What you should do -
Reproduce the full listing that appears beneath this instruction exactly.

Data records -
------------------------------------------------------------------------

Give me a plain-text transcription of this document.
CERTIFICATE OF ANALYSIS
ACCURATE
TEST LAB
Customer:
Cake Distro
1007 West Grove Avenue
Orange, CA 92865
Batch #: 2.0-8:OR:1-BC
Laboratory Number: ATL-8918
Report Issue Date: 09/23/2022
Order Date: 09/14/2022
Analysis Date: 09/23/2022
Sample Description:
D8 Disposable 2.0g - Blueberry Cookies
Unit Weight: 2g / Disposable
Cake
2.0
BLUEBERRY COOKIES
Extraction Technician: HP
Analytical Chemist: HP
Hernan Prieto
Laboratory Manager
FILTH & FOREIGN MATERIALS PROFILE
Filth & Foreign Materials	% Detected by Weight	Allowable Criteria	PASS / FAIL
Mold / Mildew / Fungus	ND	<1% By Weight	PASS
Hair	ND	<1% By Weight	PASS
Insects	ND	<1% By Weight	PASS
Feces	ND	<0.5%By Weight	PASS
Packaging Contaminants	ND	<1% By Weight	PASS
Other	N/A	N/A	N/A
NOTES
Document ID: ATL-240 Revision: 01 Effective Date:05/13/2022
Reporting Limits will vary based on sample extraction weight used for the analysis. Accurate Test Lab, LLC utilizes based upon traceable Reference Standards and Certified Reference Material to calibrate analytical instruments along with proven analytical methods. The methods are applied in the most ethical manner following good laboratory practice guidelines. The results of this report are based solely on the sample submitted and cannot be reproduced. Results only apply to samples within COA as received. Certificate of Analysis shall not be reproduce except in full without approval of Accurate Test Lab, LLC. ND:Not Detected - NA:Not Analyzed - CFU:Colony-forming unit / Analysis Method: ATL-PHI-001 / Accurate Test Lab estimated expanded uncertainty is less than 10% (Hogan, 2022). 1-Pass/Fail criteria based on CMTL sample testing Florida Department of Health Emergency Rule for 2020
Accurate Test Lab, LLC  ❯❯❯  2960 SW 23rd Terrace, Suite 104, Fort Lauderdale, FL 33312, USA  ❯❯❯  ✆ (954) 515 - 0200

------------------------------------------------------------------------

Response -
Give me a plain-text transcription of this document.
CERTIFICATE OF ANALYSIS
ACCURATE
TEST LAB
Customer:
Cake Distro
1007 West Grove Avenue
Orange, CA 92865
Batch #: 2.0-8:OR:1-BC
Laboratory Number: ATL-8918
Report Issue Date: 09/23/2022
Order Date: 09/14/2022
Analysis Date: 09/23/2022
Sample Description:
D8 Disposable 2.0g - Blueberry Cookies
Unit Weight: 2g / Disposable
Cake
2.0
BLUEBERRY COOKIES
Extraction Technician: HP
Analytical Chemist: HP
Hernan Prieto
Laboratory Manager
FILTH & FOREIGN MATERIALS PROFILE
Filth & Foreign Materials	% Detected by Weight	Allowable Criteria	PASS / FAIL
Mold / Mildew / Fungus	ND	<1% By Weight	PASS
Hair	ND	<1% By Weight	PASS
Insects	ND	<1% By Weight	PASS
Feces	ND	<0.5%By Weight	PASS
Packaging Contaminants	ND	<1% By Weight	PASS
Other	N/A	N/A	N/A
NOTES
Document ID: ATL-240 Revision: 01 Effective Date:05/13/2022
Reporting Limits will vary based on sample extraction weight used for the analysis. Accurate Test Lab, LLC utilizes based upon traceable Reference Standards and Certified Reference Material to calibrate analytical instruments along with proven analytical methods. The methods are applied in the most ethical manner following good laboratory practice guidelines. The results of this report are based solely on the sample submitted and cannot be reproduced. Results only apply to samples within COA as received. Certificate of Analysis shall not be reproduce except in full without approval of Accurate Test Lab, LLC. ND:Not Detected - NA:Not Analyzed - CFU:Colony-forming unit / Analysis Method: ATL-PHI-001 / Accurate Test Lab estimated expanded uncertainty is less than 10% (Hogan, 2022). 1-Pass/Fail criteria based on CMTL sample testing Florida Department of Health Emergency Rule for 2020
Accurate Test Lab, LLC  ❯❯❯  2960 SW 23rd Terrace, Suite 104, Fort Lauderdale, FL 33312, USA  ❯❯❯  ✆ (954) 515 - 0200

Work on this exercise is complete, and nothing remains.